▸ **WRITTEN REQUEST**:
Transcribe all of the material exactly, except for its pictures.

▸ **RECORDED DATA**:

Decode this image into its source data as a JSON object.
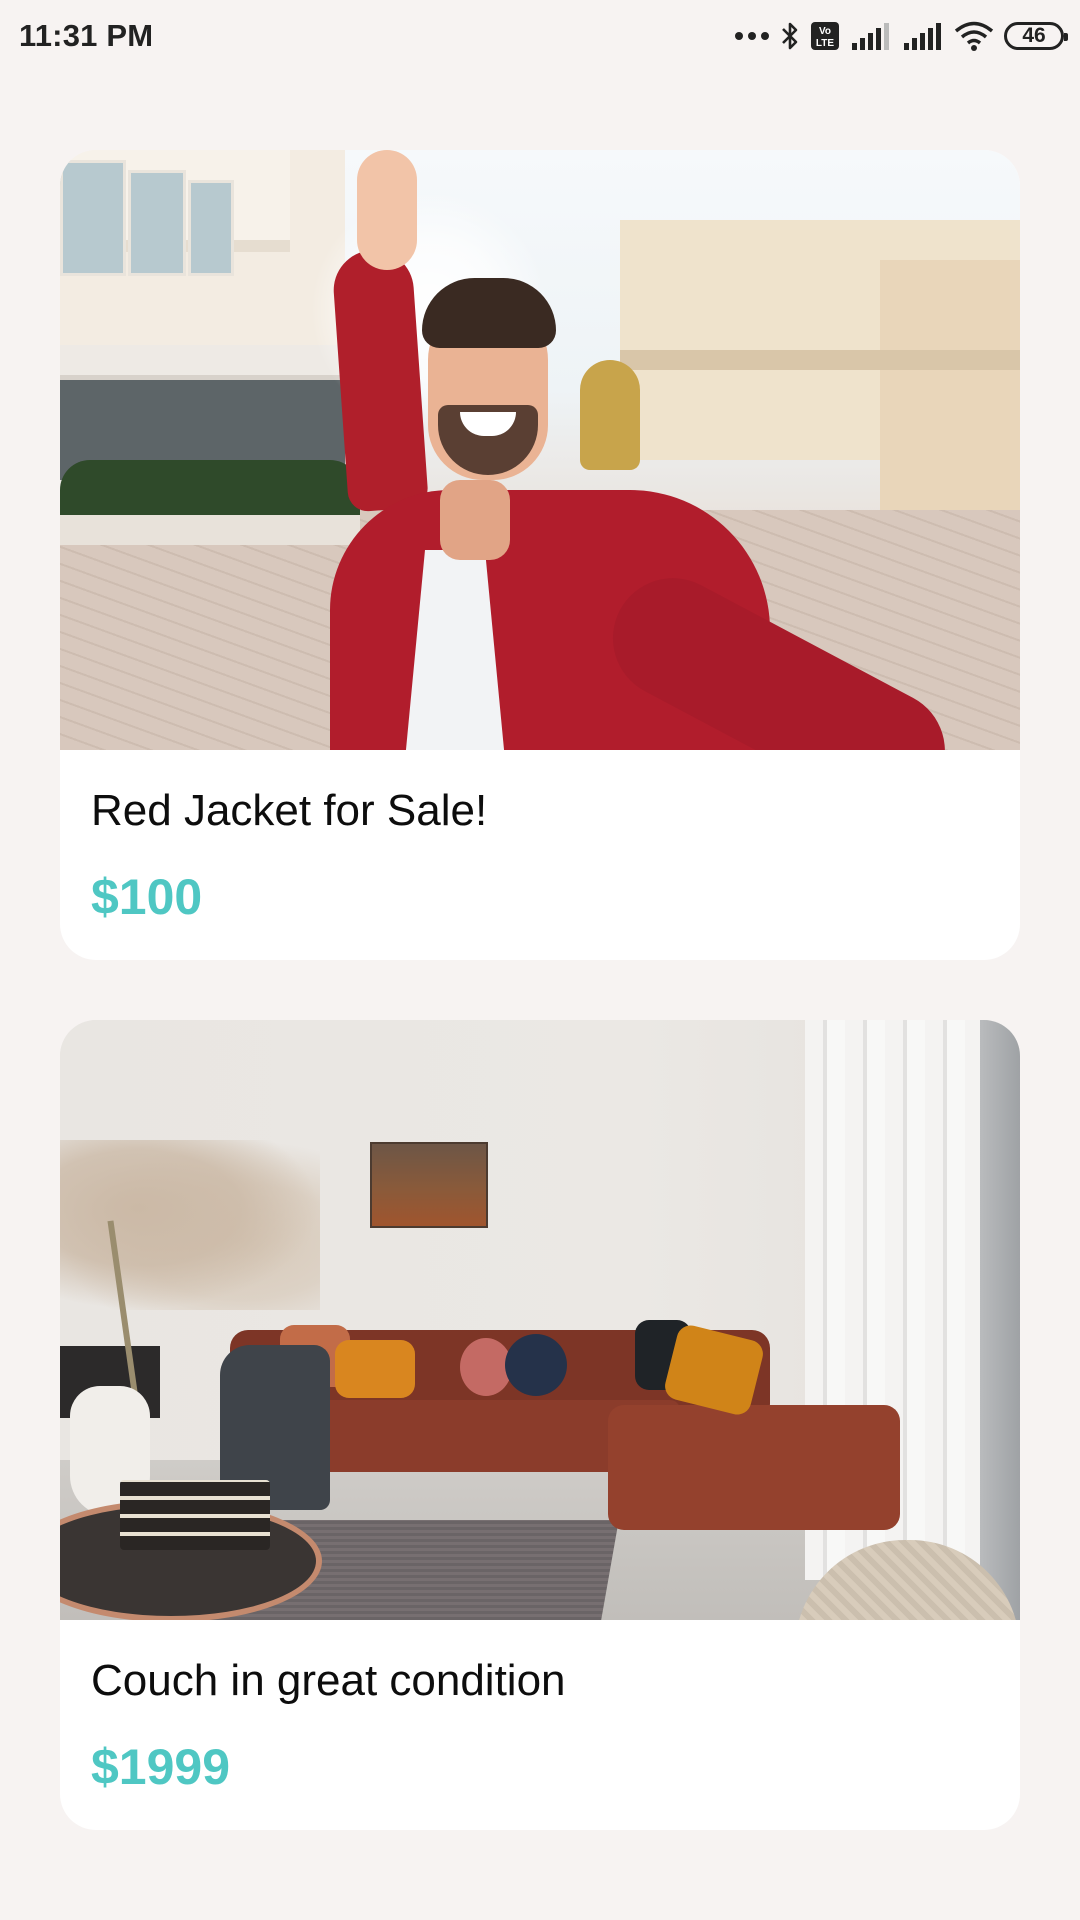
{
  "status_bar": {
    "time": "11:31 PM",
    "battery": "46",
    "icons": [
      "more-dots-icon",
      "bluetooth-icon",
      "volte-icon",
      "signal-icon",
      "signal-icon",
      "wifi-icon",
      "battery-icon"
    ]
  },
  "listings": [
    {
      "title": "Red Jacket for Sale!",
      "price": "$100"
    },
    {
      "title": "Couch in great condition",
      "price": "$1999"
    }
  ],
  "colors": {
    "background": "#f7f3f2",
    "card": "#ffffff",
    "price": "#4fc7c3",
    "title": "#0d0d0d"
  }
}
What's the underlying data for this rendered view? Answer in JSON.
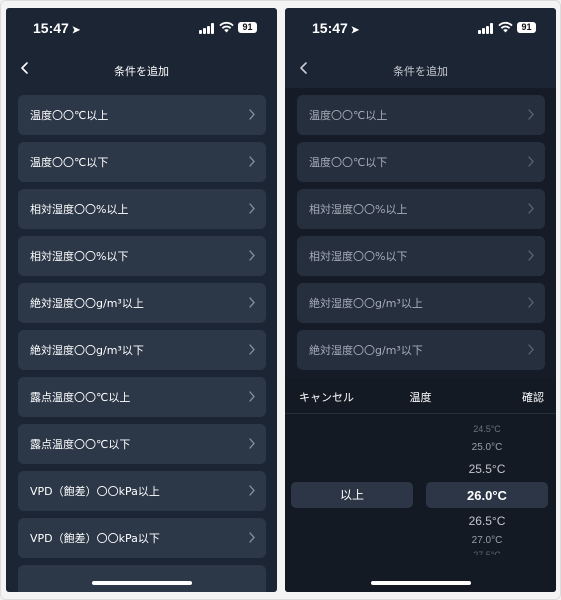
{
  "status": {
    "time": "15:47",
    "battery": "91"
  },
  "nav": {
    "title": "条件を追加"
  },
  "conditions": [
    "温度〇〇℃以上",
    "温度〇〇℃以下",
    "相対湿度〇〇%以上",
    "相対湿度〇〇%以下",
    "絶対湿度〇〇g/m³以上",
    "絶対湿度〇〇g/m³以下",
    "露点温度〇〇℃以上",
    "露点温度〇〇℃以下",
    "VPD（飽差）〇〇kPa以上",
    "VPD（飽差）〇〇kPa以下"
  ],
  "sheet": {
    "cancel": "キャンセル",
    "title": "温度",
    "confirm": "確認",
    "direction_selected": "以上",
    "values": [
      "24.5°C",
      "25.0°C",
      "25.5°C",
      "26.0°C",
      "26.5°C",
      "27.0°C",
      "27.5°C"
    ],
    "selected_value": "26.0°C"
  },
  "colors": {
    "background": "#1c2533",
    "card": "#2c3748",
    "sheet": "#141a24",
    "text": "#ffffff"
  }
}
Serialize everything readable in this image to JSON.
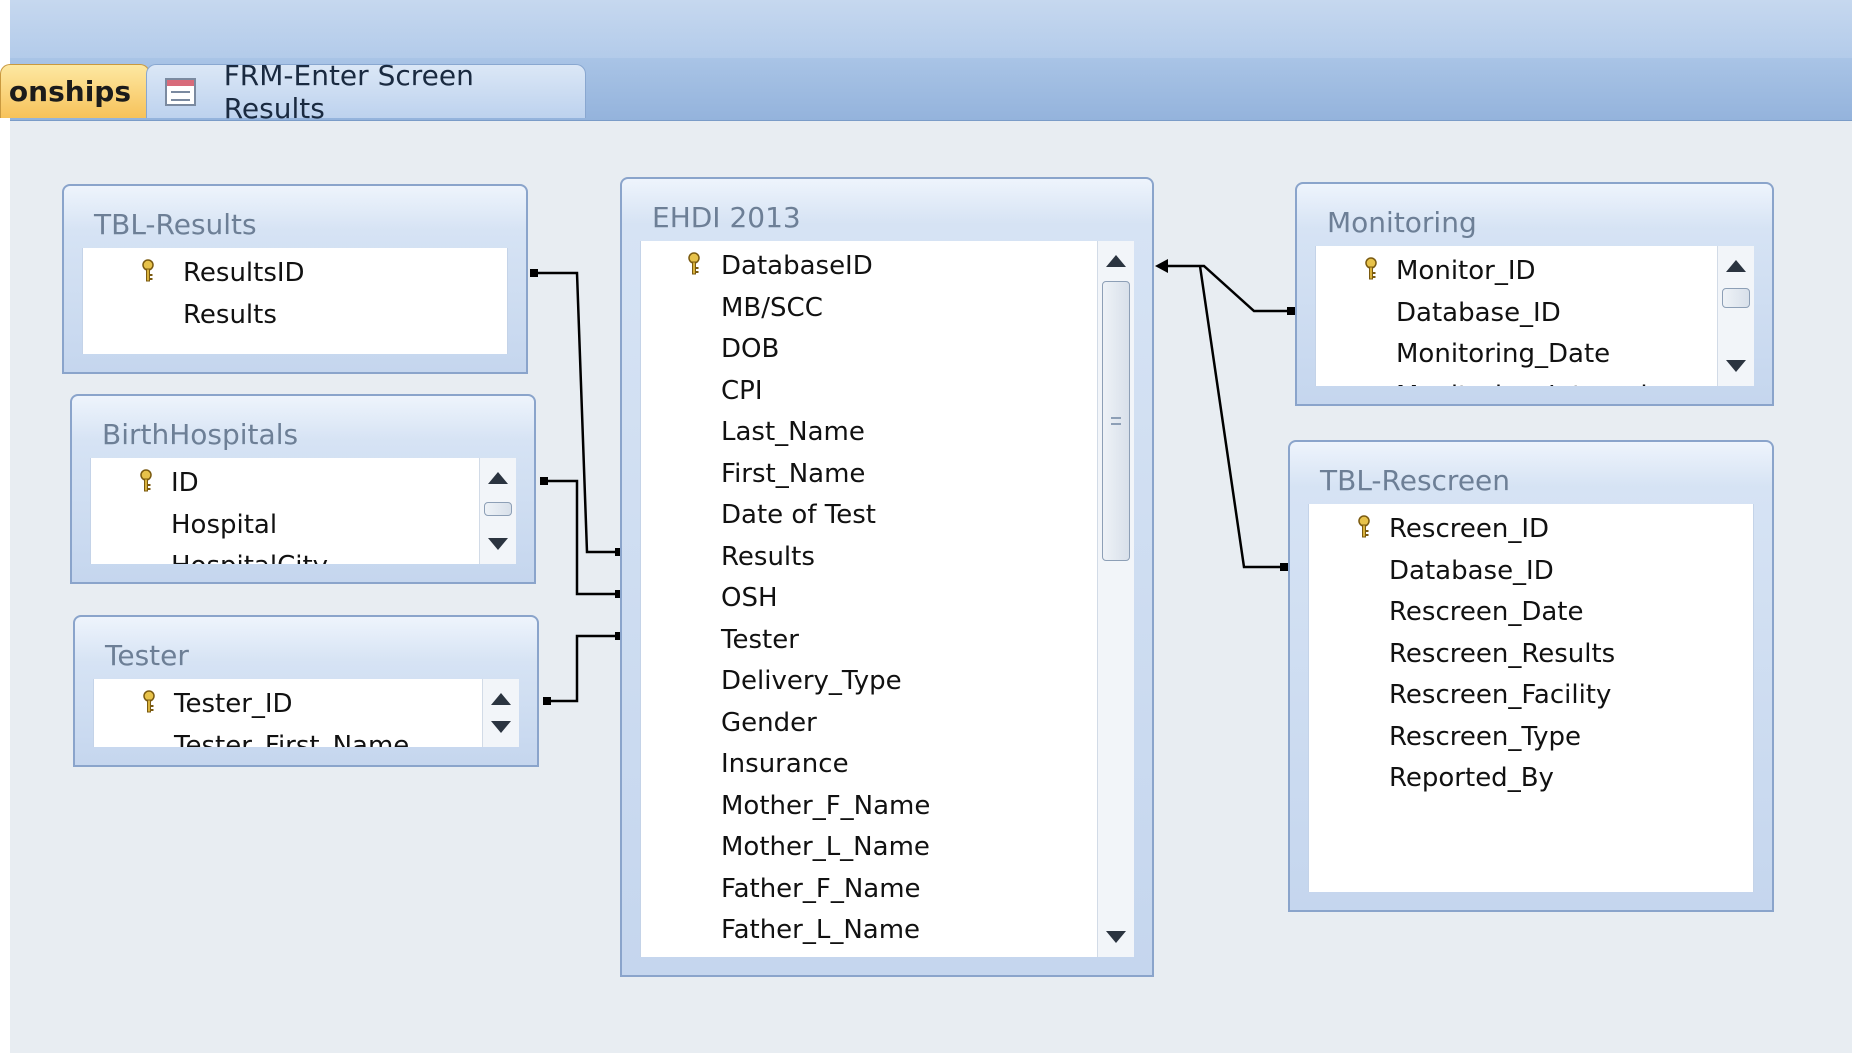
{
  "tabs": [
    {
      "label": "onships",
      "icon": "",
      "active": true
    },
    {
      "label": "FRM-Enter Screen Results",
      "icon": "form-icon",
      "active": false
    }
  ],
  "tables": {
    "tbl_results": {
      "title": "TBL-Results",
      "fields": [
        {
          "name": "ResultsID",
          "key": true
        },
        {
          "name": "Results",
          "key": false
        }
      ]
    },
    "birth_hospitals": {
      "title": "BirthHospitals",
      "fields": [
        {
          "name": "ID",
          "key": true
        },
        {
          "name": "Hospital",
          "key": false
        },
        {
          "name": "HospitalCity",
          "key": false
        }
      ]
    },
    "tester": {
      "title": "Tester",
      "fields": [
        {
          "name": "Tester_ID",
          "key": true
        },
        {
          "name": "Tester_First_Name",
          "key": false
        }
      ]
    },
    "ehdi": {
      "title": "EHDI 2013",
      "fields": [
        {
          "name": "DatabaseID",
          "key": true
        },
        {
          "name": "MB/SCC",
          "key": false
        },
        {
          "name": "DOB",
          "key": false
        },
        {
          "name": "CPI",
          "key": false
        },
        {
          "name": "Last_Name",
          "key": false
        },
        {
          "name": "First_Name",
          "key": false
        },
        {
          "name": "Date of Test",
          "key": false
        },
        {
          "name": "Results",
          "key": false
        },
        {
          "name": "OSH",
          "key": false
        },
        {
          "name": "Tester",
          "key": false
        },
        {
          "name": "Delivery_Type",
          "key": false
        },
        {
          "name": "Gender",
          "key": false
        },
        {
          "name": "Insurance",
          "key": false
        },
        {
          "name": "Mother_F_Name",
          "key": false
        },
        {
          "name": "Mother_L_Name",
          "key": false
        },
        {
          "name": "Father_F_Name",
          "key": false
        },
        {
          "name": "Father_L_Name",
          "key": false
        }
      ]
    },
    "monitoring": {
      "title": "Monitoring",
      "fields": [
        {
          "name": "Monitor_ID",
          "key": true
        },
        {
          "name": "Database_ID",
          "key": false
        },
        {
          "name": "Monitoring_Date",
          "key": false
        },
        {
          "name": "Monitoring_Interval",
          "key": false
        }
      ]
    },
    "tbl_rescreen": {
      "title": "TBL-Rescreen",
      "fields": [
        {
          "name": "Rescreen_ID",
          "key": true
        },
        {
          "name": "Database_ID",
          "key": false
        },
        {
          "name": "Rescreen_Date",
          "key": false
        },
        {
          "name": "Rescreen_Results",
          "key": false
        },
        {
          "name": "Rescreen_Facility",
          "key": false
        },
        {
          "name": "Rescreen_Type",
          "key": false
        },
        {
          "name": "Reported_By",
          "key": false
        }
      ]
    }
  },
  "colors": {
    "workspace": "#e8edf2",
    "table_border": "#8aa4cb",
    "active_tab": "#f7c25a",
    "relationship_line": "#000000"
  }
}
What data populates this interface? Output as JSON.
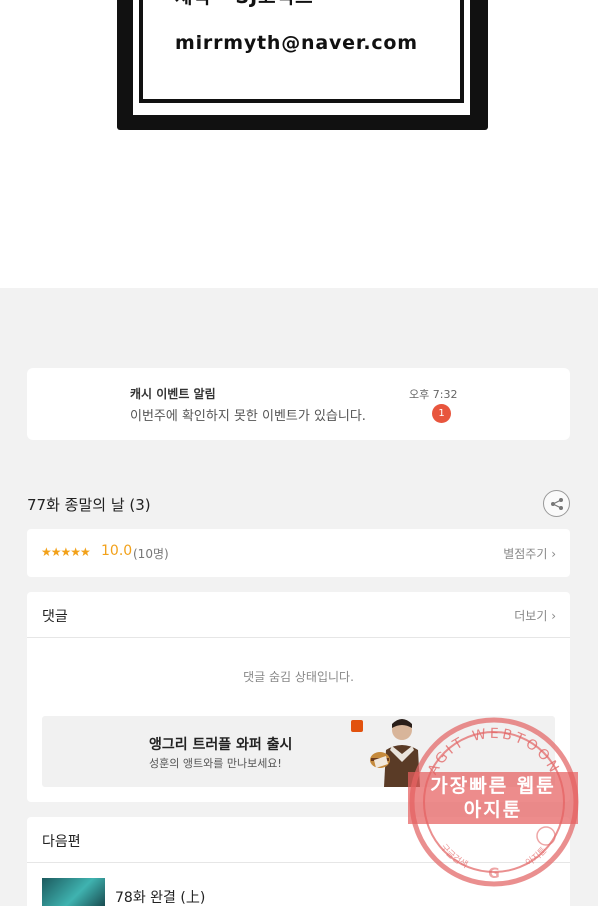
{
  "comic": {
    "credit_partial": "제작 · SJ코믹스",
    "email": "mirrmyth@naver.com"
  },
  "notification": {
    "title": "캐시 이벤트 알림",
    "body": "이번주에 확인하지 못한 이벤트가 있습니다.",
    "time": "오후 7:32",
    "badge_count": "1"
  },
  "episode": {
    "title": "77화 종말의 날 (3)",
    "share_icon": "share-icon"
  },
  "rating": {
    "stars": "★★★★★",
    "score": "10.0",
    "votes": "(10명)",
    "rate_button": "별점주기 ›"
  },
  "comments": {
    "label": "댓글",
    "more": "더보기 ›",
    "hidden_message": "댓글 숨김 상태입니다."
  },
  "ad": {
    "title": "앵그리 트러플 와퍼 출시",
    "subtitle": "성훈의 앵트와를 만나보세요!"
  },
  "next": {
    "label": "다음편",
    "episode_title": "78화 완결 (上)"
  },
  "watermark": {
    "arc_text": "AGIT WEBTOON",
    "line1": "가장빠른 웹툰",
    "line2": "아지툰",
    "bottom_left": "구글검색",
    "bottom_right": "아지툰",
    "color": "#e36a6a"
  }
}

▸ **RESPONSE TO THE TASK**:
Decode this image into its source data as a JSON object.
{
  "status_bar": {
    "time": "11:31 PM",
    "battery": "46",
    "icons": [
      "more-dots-icon",
      "bluetooth-icon",
      "volte-icon",
      "signal-icon",
      "signal-icon",
      "wifi-icon",
      "battery-icon"
    ]
  },
  "listings": [
    {
      "title": "Red Jacket for Sale!",
      "price": "$100"
    },
    {
      "title": "Couch in great condition",
      "price": "$1999"
    }
  ],
  "colors": {
    "background": "#f7f3f2",
    "card": "#ffffff",
    "price": "#4fc7c3",
    "title": "#0d0d0d"
  }
}
What's the underlying data for this rendered view? Answer in JSON.
{
  "status": {
    "time": "15:47",
    "battery": "91"
  },
  "nav": {
    "title": "条件を追加"
  },
  "conditions": [
    "温度〇〇℃以上",
    "温度〇〇℃以下",
    "相対湿度〇〇%以上",
    "相対湿度〇〇%以下",
    "絶対湿度〇〇g/m³以上",
    "絶対湿度〇〇g/m³以下",
    "露点温度〇〇℃以上",
    "露点温度〇〇℃以下",
    "VPD（飽差）〇〇kPa以上",
    "VPD（飽差）〇〇kPa以下"
  ],
  "sheet": {
    "cancel": "キャンセル",
    "title": "温度",
    "confirm": "確認",
    "direction_selected": "以上",
    "values": [
      "24.5°C",
      "25.0°C",
      "25.5°C",
      "26.0°C",
      "26.5°C",
      "27.0°C",
      "27.5°C"
    ],
    "selected_value": "26.0°C"
  },
  "colors": {
    "background": "#1c2533",
    "card": "#2c3748",
    "sheet": "#141a24",
    "text": "#ffffff"
  }
}
Serialize everything readable in this image to JSON.
{
  "tabs": [
    {
      "label": "onships",
      "icon": "",
      "active": true
    },
    {
      "label": "FRM-Enter Screen Results",
      "icon": "form-icon",
      "active": false
    }
  ],
  "tables": {
    "tbl_results": {
      "title": "TBL-Results",
      "fields": [
        {
          "name": "ResultsID",
          "key": true
        },
        {
          "name": "Results",
          "key": false
        }
      ]
    },
    "birth_hospitals": {
      "title": "BirthHospitals",
      "fields": [
        {
          "name": "ID",
          "key": true
        },
        {
          "name": "Hospital",
          "key": false
        },
        {
          "name": "HospitalCity",
          "key": false
        }
      ]
    },
    "tester": {
      "title": "Tester",
      "fields": [
        {
          "name": "Tester_ID",
          "key": true
        },
        {
          "name": "Tester_First_Name",
          "key": false
        }
      ]
    },
    "ehdi": {
      "title": "EHDI 2013",
      "fields": [
        {
          "name": "DatabaseID",
          "key": true
        },
        {
          "name": "MB/SCC",
          "key": false
        },
        {
          "name": "DOB",
          "key": false
        },
        {
          "name": "CPI",
          "key": false
        },
        {
          "name": "Last_Name",
          "key": false
        },
        {
          "name": "First_Name",
          "key": false
        },
        {
          "name": "Date of Test",
          "key": false
        },
        {
          "name": "Results",
          "key": false
        },
        {
          "name": "OSH",
          "key": false
        },
        {
          "name": "Tester",
          "key": false
        },
        {
          "name": "Delivery_Type",
          "key": false
        },
        {
          "name": "Gender",
          "key": false
        },
        {
          "name": "Insurance",
          "key": false
        },
        {
          "name": "Mother_F_Name",
          "key": false
        },
        {
          "name": "Mother_L_Name",
          "key": false
        },
        {
          "name": "Father_F_Name",
          "key": false
        },
        {
          "name": "Father_L_Name",
          "key": false
        }
      ]
    },
    "monitoring": {
      "title": "Monitoring",
      "fields": [
        {
          "name": "Monitor_ID",
          "key": true
        },
        {
          "name": "Database_ID",
          "key": false
        },
        {
          "name": "Monitoring_Date",
          "key": false
        },
        {
          "name": "Monitoring_Interval",
          "key": false
        }
      ]
    },
    "tbl_rescreen": {
      "title": "TBL-Rescreen",
      "fields": [
        {
          "name": "Rescreen_ID",
          "key": true
        },
        {
          "name": "Database_ID",
          "key": false
        },
        {
          "name": "Rescreen_Date",
          "key": false
        },
        {
          "name": "Rescreen_Results",
          "key": false
        },
        {
          "name": "Rescreen_Facility",
          "key": false
        },
        {
          "name": "Rescreen_Type",
          "key": false
        },
        {
          "name": "Reported_By",
          "key": false
        }
      ]
    }
  },
  "colors": {
    "workspace": "#e8edf2",
    "table_border": "#8aa4cb",
    "active_tab": "#f7c25a",
    "relationship_line": "#000000"
  }
}
What data populates this interface? Output as JSON.
{
  "comic": {
    "credit_partial": "제작 · SJ코믹스",
    "email": "mirrmyth@naver.com"
  },
  "notification": {
    "title": "캐시 이벤트 알림",
    "body": "이번주에 확인하지 못한 이벤트가 있습니다.",
    "time": "오후 7:32",
    "badge_count": "1"
  },
  "episode": {
    "title": "77화 종말의 날 (3)",
    "share_icon": "share-icon"
  },
  "rating": {
    "stars": "★★★★★",
    "score": "10.0",
    "votes": "(10명)",
    "rate_button": "별점주기 ›"
  },
  "comments": {
    "label": "댓글",
    "more": "더보기 ›",
    "hidden_message": "댓글 숨김 상태입니다."
  },
  "ad": {
    "title": "앵그리 트러플 와퍼 출시",
    "subtitle": "성훈의 앵트와를 만나보세요!"
  },
  "next": {
    "label": "다음편",
    "episode_title": "78화 완결 (上)"
  },
  "watermark": {
    "arc_text": "AGIT WEBTOON",
    "line1": "가장빠른 웹툰",
    "line2": "아지툰",
    "bottom_left": "구글검색",
    "bottom_right": "아지툰",
    "color": "#e36a6a"
  }
}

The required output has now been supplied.